Entries with figure data:
▼
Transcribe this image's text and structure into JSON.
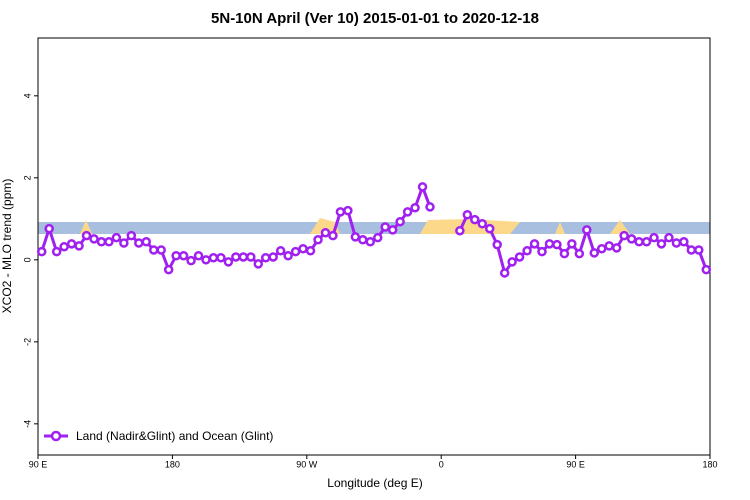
{
  "chart_data": {
    "type": "line",
    "title": "5N-10N April (Ver 10)   2015-01-01 to 2020-12-18",
    "x_label": "Longitude (deg E)",
    "y_label": "XCO2 - MLO trend (ppm)",
    "x": [
      92.5,
      97.5,
      102.5,
      107.5,
      112.5,
      117.5,
      122.5,
      127.5,
      132.5,
      137.5,
      142.5,
      147.5,
      152.5,
      157.5,
      162.5,
      167.5,
      172.5,
      177.5,
      182.5,
      187.5,
      192.5,
      197.5,
      202.5,
      207.5,
      212.5,
      217.5,
      222.5,
      227.5,
      232.5,
      237.5,
      242.5,
      247.5,
      252.5,
      257.5,
      262.5,
      267.5,
      272.5,
      277.5,
      282.5,
      287.5,
      292.5,
      297.5,
      302.5,
      307.5,
      312.5,
      317.5,
      322.5,
      327.5,
      332.5,
      337.5,
      342.5,
      347.5,
      352.5,
      357.5,
      362.5,
      367.5,
      372.5,
      377.5,
      382.5,
      387.5,
      392.5,
      397.5,
      402.5,
      407.5,
      412.5,
      417.5,
      422.5,
      427.5,
      432.5,
      437.5,
      442.5,
      447.5,
      452.5,
      457.5,
      462.5,
      467.5,
      472.5,
      477.5,
      482.5,
      487.5,
      492.5,
      497.5,
      502.5,
      507.5,
      512.5,
      517.5,
      522.5,
      527.5,
      532.5,
      537.5
    ],
    "series": [
      {
        "name": "Land (Nadir&Glint) and Ocean (Glint)",
        "color": "#a020f0",
        "values": [
          0.2,
          0.76,
          0.2,
          0.32,
          0.39,
          0.34,
          0.59,
          0.51,
          0.44,
          0.44,
          0.54,
          0.41,
          0.59,
          0.41,
          0.44,
          0.24,
          0.24,
          -0.24,
          0.1,
          0.1,
          -0.02,
          0.1,
          0.0,
          0.05,
          0.05,
          -0.05,
          0.07,
          0.07,
          0.07,
          -0.1,
          0.05,
          0.07,
          0.22,
          0.1,
          0.2,
          0.27,
          0.22,
          0.49,
          0.66,
          0.59,
          1.17,
          1.2,
          0.56,
          0.49,
          0.44,
          0.54,
          0.8,
          0.73,
          0.93,
          1.17,
          1.27,
          1.78,
          1.29,
          null,
          null,
          null,
          0.71,
          1.1,
          0.98,
          0.88,
          0.76,
          0.37,
          -0.32,
          -0.05,
          0.07,
          0.22,
          0.39,
          0.2,
          0.39,
          0.37,
          0.15,
          0.39,
          0.15,
          0.73,
          0.17,
          0.27,
          0.34,
          0.29,
          0.59,
          0.51,
          0.44,
          0.44,
          0.54,
          0.39,
          0.54,
          0.41,
          0.44,
          0.24,
          0.24,
          -0.24
        ]
      }
    ],
    "xlim": [
      90,
      540
    ],
    "xticks": [
      {
        "value": 90,
        "label": "90 E"
      },
      180,
      {
        "value": 270,
        "label": "90 W"
      },
      {
        "value": 360,
        "label": "0"
      },
      {
        "value": 450,
        "label": "90 E"
      },
      180
    ],
    "ylim": [
      -4.76,
      5.41
    ],
    "yticks": [
      -4,
      -2,
      0,
      2,
      4
    ],
    "legend": "bottom-left"
  }
}
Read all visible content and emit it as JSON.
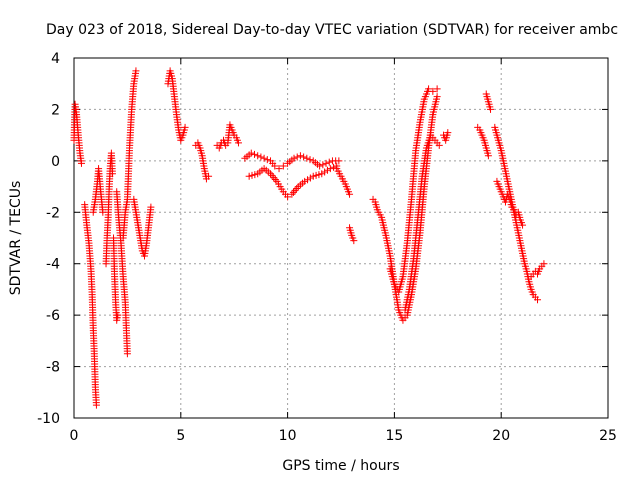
{
  "chart_data": {
    "type": "scatter",
    "title": "Day 023 of 2018, Sidereal Day-to-day VTEC variation (SDTVAR) for receiver ambc",
    "xlabel": "GPS time / hours",
    "ylabel": "SDTVAR / TECUs",
    "xlim": [
      0,
      25
    ],
    "ylim": [
      -10,
      4
    ],
    "x_ticks": [
      0,
      5,
      10,
      15,
      20,
      25
    ],
    "x_tick_labels": [
      "0",
      "5",
      "10",
      "15",
      "20",
      "25"
    ],
    "y_ticks": [
      4,
      2,
      0,
      -2,
      -4,
      -6,
      -8,
      -10
    ],
    "y_tick_labels": [
      "4",
      "2",
      "0",
      "-2",
      "-4",
      "-6",
      "-8",
      "-10"
    ],
    "grid": true,
    "marker": "+",
    "marker_color": "#ff0000",
    "series": [
      {
        "name": "SDTVAR",
        "segments": [
          [
            [
              0.0,
              0.8
            ],
            [
              0.05,
              2.2
            ],
            [
              0.12,
              1.8
            ],
            [
              0.2,
              1.0
            ],
            [
              0.28,
              0.3
            ],
            [
              0.35,
              -0.1
            ]
          ],
          [
            [
              0.5,
              -1.7
            ],
            [
              0.6,
              -2.5
            ],
            [
              0.7,
              -3.2
            ],
            [
              0.8,
              -4.3
            ],
            [
              0.85,
              -5.2
            ],
            [
              0.9,
              -6.5
            ],
            [
              0.95,
              -7.5
            ],
            [
              1.0,
              -8.8
            ],
            [
              1.05,
              -9.5
            ]
          ],
          [
            [
              0.9,
              -2.0
            ],
            [
              1.0,
              -1.5
            ],
            [
              1.1,
              -0.8
            ],
            [
              1.15,
              -0.3
            ],
            [
              1.25,
              -1.2
            ],
            [
              1.35,
              -2.0
            ]
          ],
          [
            [
              1.5,
              -4.0
            ],
            [
              1.55,
              -3.0
            ],
            [
              1.6,
              -2.2
            ],
            [
              1.65,
              -1.0
            ],
            [
              1.7,
              -0.2
            ],
            [
              1.75,
              0.3
            ],
            [
              1.8,
              -0.5
            ]
          ],
          [
            [
              1.85,
              -3.0
            ],
            [
              1.9,
              -4.5
            ],
            [
              1.95,
              -5.5
            ],
            [
              2.0,
              -6.2
            ],
            [
              2.05,
              -6.0
            ]
          ],
          [
            [
              2.0,
              -1.2
            ],
            [
              2.1,
              -2.3
            ],
            [
              2.2,
              -3.2
            ],
            [
              2.3,
              -4.5
            ],
            [
              2.4,
              -5.5
            ],
            [
              2.45,
              -6.5
            ],
            [
              2.5,
              -7.5
            ]
          ],
          [
            [
              2.3,
              -3.0
            ],
            [
              2.4,
              -2.0
            ],
            [
              2.5,
              -1.5
            ],
            [
              2.55,
              -0.5
            ],
            [
              2.6,
              0.5
            ],
            [
              2.7,
              2.0
            ],
            [
              2.8,
              3.0
            ],
            [
              2.9,
              3.5
            ]
          ],
          [
            [
              2.8,
              -1.5
            ],
            [
              2.9,
              -2.0
            ],
            [
              3.0,
              -2.5
            ],
            [
              3.1,
              -3.0
            ],
            [
              3.2,
              -3.5
            ],
            [
              3.3,
              -3.7
            ],
            [
              3.4,
              -3.2
            ],
            [
              3.5,
              -2.5
            ],
            [
              3.6,
              -1.8
            ]
          ],
          [
            [
              4.4,
              3.0
            ],
            [
              4.5,
              3.5
            ],
            [
              4.6,
              3.2
            ],
            [
              4.7,
              2.5
            ],
            [
              4.8,
              1.8
            ],
            [
              4.9,
              1.2
            ],
            [
              5.0,
              0.8
            ],
            [
              5.1,
              1.0
            ],
            [
              5.2,
              1.3
            ]
          ],
          [
            [
              5.7,
              0.6
            ],
            [
              5.8,
              0.7
            ],
            [
              5.9,
              0.5
            ],
            [
              6.0,
              0.2
            ],
            [
              6.1,
              -0.3
            ],
            [
              6.2,
              -0.7
            ],
            [
              6.3,
              -0.6
            ]
          ],
          [
            [
              6.7,
              0.6
            ],
            [
              6.8,
              0.5
            ],
            [
              6.9,
              0.7
            ],
            [
              7.0,
              0.8
            ],
            [
              7.1,
              0.6
            ],
            [
              7.2,
              0.7
            ],
            [
              7.3,
              1.4
            ],
            [
              7.4,
              1.2
            ],
            [
              7.5,
              1.0
            ],
            [
              7.6,
              0.9
            ],
            [
              7.7,
              0.7
            ]
          ],
          [
            [
              8.0,
              0.1
            ],
            [
              8.3,
              0.3
            ],
            [
              8.6,
              0.2
            ],
            [
              8.9,
              0.1
            ],
            [
              9.2,
              0.0
            ],
            [
              9.4,
              -0.2
            ],
            [
              9.6,
              -0.3
            ],
            [
              9.8,
              -0.2
            ],
            [
              10.0,
              -0.1
            ],
            [
              10.3,
              0.1
            ],
            [
              10.6,
              0.2
            ],
            [
              10.9,
              0.1
            ],
            [
              11.2,
              0.0
            ],
            [
              11.5,
              -0.2
            ],
            [
              11.8,
              -0.1
            ],
            [
              12.1,
              0.0
            ],
            [
              12.4,
              0.0
            ]
          ],
          [
            [
              8.2,
              -0.6
            ],
            [
              8.6,
              -0.5
            ],
            [
              8.9,
              -0.3
            ],
            [
              9.2,
              -0.5
            ],
            [
              9.5,
              -0.8
            ],
            [
              9.8,
              -1.2
            ],
            [
              10.0,
              -1.4
            ],
            [
              10.2,
              -1.3
            ],
            [
              10.5,
              -1.0
            ],
            [
              10.8,
              -0.8
            ],
            [
              11.2,
              -0.6
            ],
            [
              11.6,
              -0.5
            ],
            [
              12.0,
              -0.3
            ],
            [
              12.3,
              -0.2
            ]
          ],
          [
            [
              12.3,
              -0.3
            ],
            [
              12.5,
              -0.6
            ],
            [
              12.7,
              -0.9
            ],
            [
              12.9,
              -1.3
            ]
          ],
          [
            [
              12.9,
              -2.6
            ],
            [
              13.0,
              -2.9
            ],
            [
              13.1,
              -3.1
            ]
          ],
          [
            [
              14.0,
              -1.5
            ],
            [
              14.1,
              -1.6
            ],
            [
              14.2,
              -1.9
            ],
            [
              14.4,
              -2.2
            ],
            [
              14.6,
              -2.9
            ],
            [
              14.8,
              -3.7
            ],
            [
              15.0,
              -4.8
            ],
            [
              15.2,
              -5.8
            ],
            [
              15.4,
              -6.2
            ],
            [
              15.6,
              -6.0
            ],
            [
              15.8,
              -5.2
            ],
            [
              16.0,
              -4.2
            ],
            [
              16.2,
              -2.8
            ],
            [
              16.4,
              -1.0
            ],
            [
              16.6,
              0.5
            ],
            [
              16.8,
              1.8
            ],
            [
              17.0,
              2.5
            ]
          ],
          [
            [
              14.8,
              -4.2
            ],
            [
              15.0,
              -4.8
            ],
            [
              15.2,
              -5.1
            ],
            [
              15.4,
              -4.5
            ],
            [
              15.6,
              -3.2
            ],
            [
              15.8,
              -1.5
            ],
            [
              16.0,
              0.4
            ],
            [
              16.2,
              1.5
            ],
            [
              16.4,
              2.4
            ],
            [
              16.6,
              2.8
            ],
            [
              16.8,
              2.7
            ],
            [
              17.0,
              2.8
            ]
          ],
          [
            [
              15.5,
              -5.8
            ],
            [
              15.7,
              -5.0
            ],
            [
              15.9,
              -3.8
            ],
            [
              16.1,
              -2.2
            ],
            [
              16.3,
              -0.6
            ],
            [
              16.5,
              0.5
            ],
            [
              16.7,
              1.0
            ],
            [
              16.9,
              0.8
            ],
            [
              17.1,
              0.6
            ]
          ],
          [
            [
              17.3,
              1.0
            ],
            [
              17.4,
              0.8
            ],
            [
              17.5,
              1.1
            ]
          ],
          [
            [
              18.9,
              1.3
            ],
            [
              19.0,
              1.2
            ],
            [
              19.1,
              1.0
            ],
            [
              19.2,
              0.8
            ],
            [
              19.3,
              0.5
            ],
            [
              19.4,
              0.2
            ]
          ],
          [
            [
              19.3,
              2.6
            ],
            [
              19.4,
              2.3
            ],
            [
              19.5,
              2.0
            ]
          ],
          [
            [
              19.7,
              1.3
            ],
            [
              19.8,
              1.0
            ],
            [
              19.9,
              0.7
            ],
            [
              20.0,
              0.4
            ],
            [
              20.1,
              0.0
            ],
            [
              20.2,
              -0.4
            ],
            [
              20.3,
              -0.8
            ],
            [
              20.4,
              -1.2
            ],
            [
              20.5,
              -1.6
            ],
            [
              20.6,
              -2.0
            ],
            [
              20.7,
              -2.4
            ],
            [
              20.8,
              -2.8
            ],
            [
              20.9,
              -3.2
            ],
            [
              21.0,
              -3.6
            ],
            [
              21.1,
              -4.0
            ],
            [
              21.2,
              -4.3
            ],
            [
              21.3,
              -4.7
            ],
            [
              21.4,
              -5.0
            ],
            [
              21.5,
              -5.2
            ],
            [
              21.6,
              -5.3
            ],
            [
              21.7,
              -5.4
            ]
          ],
          [
            [
              19.8,
              -0.8
            ],
            [
              19.9,
              -1.0
            ],
            [
              20.0,
              -1.2
            ],
            [
              20.1,
              -1.4
            ],
            [
              20.2,
              -1.6
            ],
            [
              20.3,
              -1.3
            ],
            [
              20.4,
              -1.5
            ],
            [
              20.5,
              -1.8
            ],
            [
              20.6,
              -1.9
            ],
            [
              20.7,
              -2.1
            ],
            [
              20.8,
              -2.0
            ],
            [
              20.9,
              -2.3
            ],
            [
              21.0,
              -2.5
            ]
          ],
          [
            [
              21.4,
              -4.5
            ],
            [
              21.5,
              -4.4
            ],
            [
              21.6,
              -4.3
            ],
            [
              21.7,
              -4.4
            ],
            [
              21.8,
              -4.2
            ],
            [
              21.9,
              -4.1
            ],
            [
              22.0,
              -4.0
            ]
          ]
        ]
      }
    ]
  }
}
▲
> [What the task asks]
All lines of the data above that include the word "SDTVAR" must be shown.

> [Response]
    "title": "Day 023 of 2018, Sidereal Day-to-day VTEC variation (SDTVAR) for receiver ambc",
    "ylabel": "SDTVAR / TECUs",
        "name": "SDTVAR",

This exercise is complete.